=== Aim ===
Find the lines with "Decode" in them and copy them out.

# # # # # # #

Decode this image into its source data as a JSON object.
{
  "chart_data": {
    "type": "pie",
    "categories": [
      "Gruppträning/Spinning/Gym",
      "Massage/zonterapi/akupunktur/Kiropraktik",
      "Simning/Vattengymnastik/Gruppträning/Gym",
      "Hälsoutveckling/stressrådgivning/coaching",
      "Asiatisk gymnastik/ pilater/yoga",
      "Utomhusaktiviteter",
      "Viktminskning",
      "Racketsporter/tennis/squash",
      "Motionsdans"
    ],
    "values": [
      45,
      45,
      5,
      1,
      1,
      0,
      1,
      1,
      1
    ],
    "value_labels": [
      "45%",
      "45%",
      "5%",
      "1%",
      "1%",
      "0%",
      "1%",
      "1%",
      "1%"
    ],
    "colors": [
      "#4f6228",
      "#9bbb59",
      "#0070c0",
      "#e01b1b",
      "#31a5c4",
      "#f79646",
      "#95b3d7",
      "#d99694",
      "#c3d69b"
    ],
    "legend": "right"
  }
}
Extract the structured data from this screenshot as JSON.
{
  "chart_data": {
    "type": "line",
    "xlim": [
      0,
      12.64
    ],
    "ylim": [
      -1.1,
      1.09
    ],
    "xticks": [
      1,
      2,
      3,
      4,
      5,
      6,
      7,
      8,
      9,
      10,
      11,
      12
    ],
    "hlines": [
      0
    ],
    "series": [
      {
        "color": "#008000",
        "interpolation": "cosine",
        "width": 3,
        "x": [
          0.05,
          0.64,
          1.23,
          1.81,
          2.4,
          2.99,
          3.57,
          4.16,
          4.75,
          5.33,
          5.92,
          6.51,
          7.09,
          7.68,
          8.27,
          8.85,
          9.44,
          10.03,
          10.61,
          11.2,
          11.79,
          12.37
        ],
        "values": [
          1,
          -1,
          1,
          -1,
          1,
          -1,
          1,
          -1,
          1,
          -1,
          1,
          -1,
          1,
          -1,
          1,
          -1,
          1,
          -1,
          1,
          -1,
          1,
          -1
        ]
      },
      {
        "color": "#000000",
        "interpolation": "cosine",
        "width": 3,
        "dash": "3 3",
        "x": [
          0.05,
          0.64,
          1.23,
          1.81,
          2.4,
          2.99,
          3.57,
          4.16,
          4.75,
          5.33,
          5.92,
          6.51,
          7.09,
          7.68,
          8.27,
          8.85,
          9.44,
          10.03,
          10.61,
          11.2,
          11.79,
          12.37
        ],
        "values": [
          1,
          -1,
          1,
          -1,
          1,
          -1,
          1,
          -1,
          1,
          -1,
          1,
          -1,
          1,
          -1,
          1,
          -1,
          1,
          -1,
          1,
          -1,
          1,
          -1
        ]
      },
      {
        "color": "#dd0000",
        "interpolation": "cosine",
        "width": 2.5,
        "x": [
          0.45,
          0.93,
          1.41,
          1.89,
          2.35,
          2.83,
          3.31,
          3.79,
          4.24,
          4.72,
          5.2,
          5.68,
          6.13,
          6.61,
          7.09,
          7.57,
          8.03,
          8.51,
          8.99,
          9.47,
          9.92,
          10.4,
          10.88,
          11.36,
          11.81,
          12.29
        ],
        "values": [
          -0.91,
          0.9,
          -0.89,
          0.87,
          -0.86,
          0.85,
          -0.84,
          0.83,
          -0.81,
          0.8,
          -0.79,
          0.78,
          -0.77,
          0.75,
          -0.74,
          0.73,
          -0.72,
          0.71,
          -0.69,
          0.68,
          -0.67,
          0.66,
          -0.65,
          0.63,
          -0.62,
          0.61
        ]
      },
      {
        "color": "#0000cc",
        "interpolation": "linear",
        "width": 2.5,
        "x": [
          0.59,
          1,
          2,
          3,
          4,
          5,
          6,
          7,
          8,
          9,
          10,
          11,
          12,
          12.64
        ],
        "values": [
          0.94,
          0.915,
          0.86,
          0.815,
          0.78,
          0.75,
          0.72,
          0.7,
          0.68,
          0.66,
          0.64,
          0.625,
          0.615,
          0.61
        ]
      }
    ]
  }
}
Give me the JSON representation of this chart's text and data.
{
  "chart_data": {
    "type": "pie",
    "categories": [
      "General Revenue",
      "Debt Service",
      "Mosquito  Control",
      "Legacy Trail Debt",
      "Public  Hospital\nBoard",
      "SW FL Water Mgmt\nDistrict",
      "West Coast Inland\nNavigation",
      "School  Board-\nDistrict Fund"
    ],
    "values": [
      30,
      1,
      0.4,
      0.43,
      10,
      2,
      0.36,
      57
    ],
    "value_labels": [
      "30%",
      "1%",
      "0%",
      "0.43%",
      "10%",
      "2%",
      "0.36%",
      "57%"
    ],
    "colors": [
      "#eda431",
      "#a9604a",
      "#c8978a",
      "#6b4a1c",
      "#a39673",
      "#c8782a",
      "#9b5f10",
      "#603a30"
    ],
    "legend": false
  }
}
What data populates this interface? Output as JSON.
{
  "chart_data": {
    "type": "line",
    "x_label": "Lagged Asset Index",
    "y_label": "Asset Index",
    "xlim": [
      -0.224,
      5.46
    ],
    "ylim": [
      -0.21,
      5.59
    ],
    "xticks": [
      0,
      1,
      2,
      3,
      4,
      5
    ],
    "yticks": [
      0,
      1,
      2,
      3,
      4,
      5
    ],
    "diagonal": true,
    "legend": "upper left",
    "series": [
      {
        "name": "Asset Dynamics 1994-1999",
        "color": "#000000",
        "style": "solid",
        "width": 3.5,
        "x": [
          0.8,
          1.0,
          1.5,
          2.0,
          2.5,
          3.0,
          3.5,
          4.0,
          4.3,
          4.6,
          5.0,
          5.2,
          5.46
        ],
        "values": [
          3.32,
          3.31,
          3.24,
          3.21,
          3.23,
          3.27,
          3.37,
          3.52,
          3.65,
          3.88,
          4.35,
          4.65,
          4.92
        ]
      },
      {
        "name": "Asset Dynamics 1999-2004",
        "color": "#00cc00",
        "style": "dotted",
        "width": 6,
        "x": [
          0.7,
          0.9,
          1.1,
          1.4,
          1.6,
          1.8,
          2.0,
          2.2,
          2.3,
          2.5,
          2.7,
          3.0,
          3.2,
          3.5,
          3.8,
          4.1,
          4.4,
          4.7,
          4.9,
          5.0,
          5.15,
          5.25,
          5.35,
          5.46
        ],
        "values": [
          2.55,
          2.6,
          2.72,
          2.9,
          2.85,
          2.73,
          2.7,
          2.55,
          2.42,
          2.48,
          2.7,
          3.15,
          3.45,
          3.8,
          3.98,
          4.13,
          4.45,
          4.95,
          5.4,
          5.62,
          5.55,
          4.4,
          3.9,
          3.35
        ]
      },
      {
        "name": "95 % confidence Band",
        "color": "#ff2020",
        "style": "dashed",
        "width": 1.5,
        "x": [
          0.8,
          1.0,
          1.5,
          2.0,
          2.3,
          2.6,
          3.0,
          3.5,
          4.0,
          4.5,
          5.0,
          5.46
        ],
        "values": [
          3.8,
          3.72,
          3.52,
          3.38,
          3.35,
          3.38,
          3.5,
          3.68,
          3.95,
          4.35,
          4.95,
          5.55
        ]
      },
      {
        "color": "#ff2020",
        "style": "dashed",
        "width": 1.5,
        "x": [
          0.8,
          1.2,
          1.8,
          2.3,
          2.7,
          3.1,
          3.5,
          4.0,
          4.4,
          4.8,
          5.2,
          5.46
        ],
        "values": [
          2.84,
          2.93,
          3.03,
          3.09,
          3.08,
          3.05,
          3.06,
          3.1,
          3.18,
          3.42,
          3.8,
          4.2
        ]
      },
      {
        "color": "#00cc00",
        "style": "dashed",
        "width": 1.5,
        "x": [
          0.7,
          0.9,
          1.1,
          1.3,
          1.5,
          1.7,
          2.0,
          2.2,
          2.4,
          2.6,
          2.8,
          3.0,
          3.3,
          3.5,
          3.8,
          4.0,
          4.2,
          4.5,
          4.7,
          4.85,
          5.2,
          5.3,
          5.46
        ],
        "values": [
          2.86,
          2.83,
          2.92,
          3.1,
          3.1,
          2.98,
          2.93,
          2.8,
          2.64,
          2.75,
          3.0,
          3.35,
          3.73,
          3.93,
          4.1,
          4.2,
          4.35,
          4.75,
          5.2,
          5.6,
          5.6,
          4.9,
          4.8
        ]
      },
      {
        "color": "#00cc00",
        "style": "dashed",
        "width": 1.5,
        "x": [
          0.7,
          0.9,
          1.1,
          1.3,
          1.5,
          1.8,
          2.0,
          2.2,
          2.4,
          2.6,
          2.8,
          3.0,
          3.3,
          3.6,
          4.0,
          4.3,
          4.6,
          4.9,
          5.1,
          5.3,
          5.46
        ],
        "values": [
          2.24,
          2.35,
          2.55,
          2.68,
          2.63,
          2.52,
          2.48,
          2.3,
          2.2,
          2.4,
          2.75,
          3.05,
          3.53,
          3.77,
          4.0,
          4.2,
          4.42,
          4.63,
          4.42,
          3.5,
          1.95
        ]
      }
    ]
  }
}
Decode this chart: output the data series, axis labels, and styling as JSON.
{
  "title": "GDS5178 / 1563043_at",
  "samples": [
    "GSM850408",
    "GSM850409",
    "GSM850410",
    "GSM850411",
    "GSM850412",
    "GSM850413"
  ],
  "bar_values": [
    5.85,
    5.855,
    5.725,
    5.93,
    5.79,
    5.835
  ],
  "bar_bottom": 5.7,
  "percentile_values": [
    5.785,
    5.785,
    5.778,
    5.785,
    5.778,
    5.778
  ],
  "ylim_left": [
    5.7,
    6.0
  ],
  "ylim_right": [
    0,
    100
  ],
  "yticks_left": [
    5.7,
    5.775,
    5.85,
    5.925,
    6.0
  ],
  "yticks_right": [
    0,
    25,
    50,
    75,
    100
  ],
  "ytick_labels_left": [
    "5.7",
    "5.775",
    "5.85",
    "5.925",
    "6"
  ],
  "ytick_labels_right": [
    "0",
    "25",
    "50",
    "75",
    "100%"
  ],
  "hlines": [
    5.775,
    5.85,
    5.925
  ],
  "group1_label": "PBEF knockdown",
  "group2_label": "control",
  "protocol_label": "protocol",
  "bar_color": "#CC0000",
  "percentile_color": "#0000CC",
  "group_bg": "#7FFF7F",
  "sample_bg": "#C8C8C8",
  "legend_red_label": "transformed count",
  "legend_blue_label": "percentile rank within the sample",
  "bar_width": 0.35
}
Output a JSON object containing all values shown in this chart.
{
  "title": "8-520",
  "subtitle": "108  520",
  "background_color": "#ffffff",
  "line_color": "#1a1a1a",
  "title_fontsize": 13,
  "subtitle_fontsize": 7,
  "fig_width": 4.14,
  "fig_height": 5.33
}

# # # # # # #

=== Solution for this task ===
Decode this image into its source data as a JSON object.
Decode this chart: output the data series, axis labels, and styling as JSON.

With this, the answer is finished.